## Figure record listings
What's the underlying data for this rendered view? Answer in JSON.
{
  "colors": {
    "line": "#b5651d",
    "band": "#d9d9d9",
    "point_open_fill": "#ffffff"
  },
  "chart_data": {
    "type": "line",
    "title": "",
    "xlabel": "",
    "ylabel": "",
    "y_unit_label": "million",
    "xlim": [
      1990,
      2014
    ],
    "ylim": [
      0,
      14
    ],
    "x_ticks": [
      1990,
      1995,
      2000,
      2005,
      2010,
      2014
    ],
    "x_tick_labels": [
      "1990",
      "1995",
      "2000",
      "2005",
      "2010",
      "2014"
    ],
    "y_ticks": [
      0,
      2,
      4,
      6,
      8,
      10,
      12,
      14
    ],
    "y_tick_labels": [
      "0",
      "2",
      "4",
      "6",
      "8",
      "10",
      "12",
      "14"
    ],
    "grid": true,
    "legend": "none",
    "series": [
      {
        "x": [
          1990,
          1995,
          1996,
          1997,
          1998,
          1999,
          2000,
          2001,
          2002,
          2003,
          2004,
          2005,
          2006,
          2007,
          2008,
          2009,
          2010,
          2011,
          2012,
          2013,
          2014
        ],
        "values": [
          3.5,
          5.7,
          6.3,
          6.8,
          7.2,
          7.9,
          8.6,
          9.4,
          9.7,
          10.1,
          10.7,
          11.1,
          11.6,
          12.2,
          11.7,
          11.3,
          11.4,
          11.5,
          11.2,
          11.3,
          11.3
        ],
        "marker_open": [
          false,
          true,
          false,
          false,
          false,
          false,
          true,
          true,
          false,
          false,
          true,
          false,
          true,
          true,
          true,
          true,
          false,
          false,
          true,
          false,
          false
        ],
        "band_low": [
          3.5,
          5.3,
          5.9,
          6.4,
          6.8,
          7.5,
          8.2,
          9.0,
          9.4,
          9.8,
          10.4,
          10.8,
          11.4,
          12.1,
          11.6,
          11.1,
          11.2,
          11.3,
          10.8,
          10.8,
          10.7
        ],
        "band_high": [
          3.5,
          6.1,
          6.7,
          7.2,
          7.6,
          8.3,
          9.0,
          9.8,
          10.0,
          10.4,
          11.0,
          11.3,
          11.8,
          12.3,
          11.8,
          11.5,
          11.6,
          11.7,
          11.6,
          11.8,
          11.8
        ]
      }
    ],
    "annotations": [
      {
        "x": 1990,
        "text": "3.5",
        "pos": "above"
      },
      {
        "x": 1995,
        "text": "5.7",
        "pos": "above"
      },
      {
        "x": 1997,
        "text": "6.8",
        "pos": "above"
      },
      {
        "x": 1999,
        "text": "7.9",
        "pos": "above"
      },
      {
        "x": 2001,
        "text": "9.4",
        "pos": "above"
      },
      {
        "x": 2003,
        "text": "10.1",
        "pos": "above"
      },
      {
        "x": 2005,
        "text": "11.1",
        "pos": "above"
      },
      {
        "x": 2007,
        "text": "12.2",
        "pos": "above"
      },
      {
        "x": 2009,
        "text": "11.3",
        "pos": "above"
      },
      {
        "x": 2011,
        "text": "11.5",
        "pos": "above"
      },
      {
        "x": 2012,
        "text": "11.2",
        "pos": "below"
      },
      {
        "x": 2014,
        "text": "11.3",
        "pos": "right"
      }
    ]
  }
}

## PROBLEM STATEMENT
Retype the whole listing above exactly.

## ANSWER TO THIS PROBLEM
What's the underlying data for this rendered view? Answer in JSON.
{
  "colors": {
    "line": "#b5651d",
    "band": "#d9d9d9",
    "point_open_fill": "#ffffff"
  },
  "chart_data": {
    "type": "line",
    "title": "",
    "xlabel": "",
    "ylabel": "",
    "y_unit_label": "million",
    "xlim": [
      1990,
      2014
    ],
    "ylim": [
      0,
      14
    ],
    "x_ticks": [
      1990,
      1995,
      2000,
      2005,
      2010,
      2014
    ],
    "x_tick_labels": [
      "1990",
      "1995",
      "2000",
      "2005",
      "2010",
      "2014"
    ],
    "y_ticks": [
      0,
      2,
      4,
      6,
      8,
      10,
      12,
      14
    ],
    "y_tick_labels": [
      "0",
      "2",
      "4",
      "6",
      "8",
      "10",
      "12",
      "14"
    ],
    "grid": true,
    "legend": "none",
    "series": [
      {
        "x": [
          1990,
          1995,
          1996,
          1997,
          1998,
          1999,
          2000,
          2001,
          2002,
          2003,
          2004,
          2005,
          2006,
          2007,
          2008,
          2009,
          2010,
          2011,
          2012,
          2013,
          2014
        ],
        "values": [
          3.5,
          5.7,
          6.3,
          6.8,
          7.2,
          7.9,
          8.6,
          9.4,
          9.7,
          10.1,
          10.7,
          11.1,
          11.6,
          12.2,
          11.7,
          11.3,
          11.4,
          11.5,
          11.2,
          11.3,
          11.3
        ],
        "marker_open": [
          false,
          true,
          false,
          false,
          false,
          false,
          true,
          true,
          false,
          false,
          true,
          false,
          true,
          true,
          true,
          true,
          false,
          false,
          true,
          false,
          false
        ],
        "band_low": [
          3.5,
          5.3,
          5.9,
          6.4,
          6.8,
          7.5,
          8.2,
          9.0,
          9.4,
          9.8,
          10.4,
          10.8,
          11.4,
          12.1,
          11.6,
          11.1,
          11.2,
          11.3,
          10.8,
          10.8,
          10.7
        ],
        "band_high": [
          3.5,
          6.1,
          6.7,
          7.2,
          7.6,
          8.3,
          9.0,
          9.8,
          10.0,
          10.4,
          11.0,
          11.3,
          11.8,
          12.3,
          11.8,
          11.5,
          11.6,
          11.7,
          11.6,
          11.8,
          11.8
        ]
      }
    ],
    "annotations": [
      {
        "x": 1990,
        "text": "3.5",
        "pos": "above"
      },
      {
        "x": 1995,
        "text": "5.7",
        "pos": "above"
      },
      {
        "x": 1997,
        "text": "6.8",
        "pos": "above"
      },
      {
        "x": 1999,
        "text": "7.9",
        "pos": "above"
      },
      {
        "x": 2001,
        "text": "9.4",
        "pos": "above"
      },
      {
        "x": 2003,
        "text": "10.1",
        "pos": "above"
      },
      {
        "x": 2005,
        "text": "11.1",
        "pos": "above"
      },
      {
        "x": 2007,
        "text": "12.2",
        "pos": "above"
      },
      {
        "x": 2009,
        "text": "11.3",
        "pos": "above"
      },
      {
        "x": 2011,
        "text": "11.5",
        "pos": "above"
      },
      {
        "x": 2012,
        "text": "11.2",
        "pos": "below"
      },
      {
        "x": 2014,
        "text": "11.3",
        "pos": "right"
      }
    ]
  }
}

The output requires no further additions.